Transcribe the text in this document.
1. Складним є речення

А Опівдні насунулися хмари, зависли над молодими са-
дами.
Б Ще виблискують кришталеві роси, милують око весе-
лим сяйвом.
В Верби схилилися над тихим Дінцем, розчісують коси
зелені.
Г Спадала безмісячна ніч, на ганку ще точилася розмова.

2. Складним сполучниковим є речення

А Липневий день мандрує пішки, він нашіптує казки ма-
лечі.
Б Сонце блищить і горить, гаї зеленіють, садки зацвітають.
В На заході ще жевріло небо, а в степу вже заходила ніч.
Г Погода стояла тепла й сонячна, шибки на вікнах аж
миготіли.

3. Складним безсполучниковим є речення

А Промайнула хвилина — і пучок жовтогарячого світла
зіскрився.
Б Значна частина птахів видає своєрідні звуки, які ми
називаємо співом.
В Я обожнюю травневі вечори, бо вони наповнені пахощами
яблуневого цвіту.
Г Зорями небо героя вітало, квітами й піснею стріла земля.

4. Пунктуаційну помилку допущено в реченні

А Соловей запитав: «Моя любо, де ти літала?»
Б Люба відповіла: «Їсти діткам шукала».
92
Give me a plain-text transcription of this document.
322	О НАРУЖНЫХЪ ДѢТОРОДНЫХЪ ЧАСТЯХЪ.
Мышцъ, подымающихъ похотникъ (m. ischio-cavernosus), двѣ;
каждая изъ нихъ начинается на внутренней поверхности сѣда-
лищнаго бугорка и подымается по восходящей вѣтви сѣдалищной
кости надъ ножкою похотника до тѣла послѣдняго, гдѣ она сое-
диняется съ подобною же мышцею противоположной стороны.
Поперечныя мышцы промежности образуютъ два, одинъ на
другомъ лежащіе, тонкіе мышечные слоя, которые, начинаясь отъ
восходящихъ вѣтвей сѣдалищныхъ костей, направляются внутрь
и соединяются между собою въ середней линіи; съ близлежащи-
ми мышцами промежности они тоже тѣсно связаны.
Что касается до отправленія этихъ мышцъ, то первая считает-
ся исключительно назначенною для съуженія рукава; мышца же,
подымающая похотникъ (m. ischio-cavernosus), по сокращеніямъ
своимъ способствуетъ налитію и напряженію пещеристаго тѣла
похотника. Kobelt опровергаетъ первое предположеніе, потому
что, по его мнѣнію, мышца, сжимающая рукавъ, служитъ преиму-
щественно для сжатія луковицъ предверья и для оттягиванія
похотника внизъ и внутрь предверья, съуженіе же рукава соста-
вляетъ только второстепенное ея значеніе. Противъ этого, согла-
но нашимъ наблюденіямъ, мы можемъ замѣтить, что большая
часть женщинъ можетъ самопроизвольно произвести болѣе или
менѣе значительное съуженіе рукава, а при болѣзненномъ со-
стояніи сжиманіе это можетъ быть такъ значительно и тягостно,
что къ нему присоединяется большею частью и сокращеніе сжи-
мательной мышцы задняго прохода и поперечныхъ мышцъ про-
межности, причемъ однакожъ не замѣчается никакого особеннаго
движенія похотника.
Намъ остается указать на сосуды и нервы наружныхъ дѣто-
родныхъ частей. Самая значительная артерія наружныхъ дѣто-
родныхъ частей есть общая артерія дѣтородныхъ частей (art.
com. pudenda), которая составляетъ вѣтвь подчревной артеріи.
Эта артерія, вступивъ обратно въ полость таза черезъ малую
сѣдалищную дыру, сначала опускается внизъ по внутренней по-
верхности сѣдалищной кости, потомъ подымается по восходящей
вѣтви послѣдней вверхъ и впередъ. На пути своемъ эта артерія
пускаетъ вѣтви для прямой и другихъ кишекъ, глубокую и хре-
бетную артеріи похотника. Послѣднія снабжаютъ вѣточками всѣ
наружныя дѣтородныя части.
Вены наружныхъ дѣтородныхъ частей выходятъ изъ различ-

──────────

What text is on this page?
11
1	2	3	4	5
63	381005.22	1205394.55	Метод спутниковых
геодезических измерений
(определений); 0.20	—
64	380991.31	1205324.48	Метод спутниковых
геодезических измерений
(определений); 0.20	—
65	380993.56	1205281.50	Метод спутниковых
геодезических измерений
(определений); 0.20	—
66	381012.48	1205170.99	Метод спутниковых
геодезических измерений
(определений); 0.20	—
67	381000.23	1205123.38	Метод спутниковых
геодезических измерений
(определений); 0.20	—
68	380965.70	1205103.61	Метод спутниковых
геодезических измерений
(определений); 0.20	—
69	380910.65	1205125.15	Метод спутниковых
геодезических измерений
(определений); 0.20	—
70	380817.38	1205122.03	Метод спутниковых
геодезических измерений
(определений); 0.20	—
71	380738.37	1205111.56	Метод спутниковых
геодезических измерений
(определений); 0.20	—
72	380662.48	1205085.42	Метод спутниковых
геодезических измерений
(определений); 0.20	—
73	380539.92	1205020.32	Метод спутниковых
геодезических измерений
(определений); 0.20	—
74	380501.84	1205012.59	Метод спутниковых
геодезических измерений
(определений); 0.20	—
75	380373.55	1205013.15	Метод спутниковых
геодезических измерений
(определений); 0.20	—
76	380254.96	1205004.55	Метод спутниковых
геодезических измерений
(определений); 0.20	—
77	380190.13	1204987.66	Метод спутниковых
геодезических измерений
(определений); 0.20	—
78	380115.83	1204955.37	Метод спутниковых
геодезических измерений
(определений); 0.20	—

──────────

THE PROBLEM:
Every line of the records that includes the word "небо" should be gathered.

EXERCISE SOLUTION:
В На заході ще жевріло небо, а в степу вже заходила ніч.
Г Зорями небо героя вітало, квітами й піснею стріла земля.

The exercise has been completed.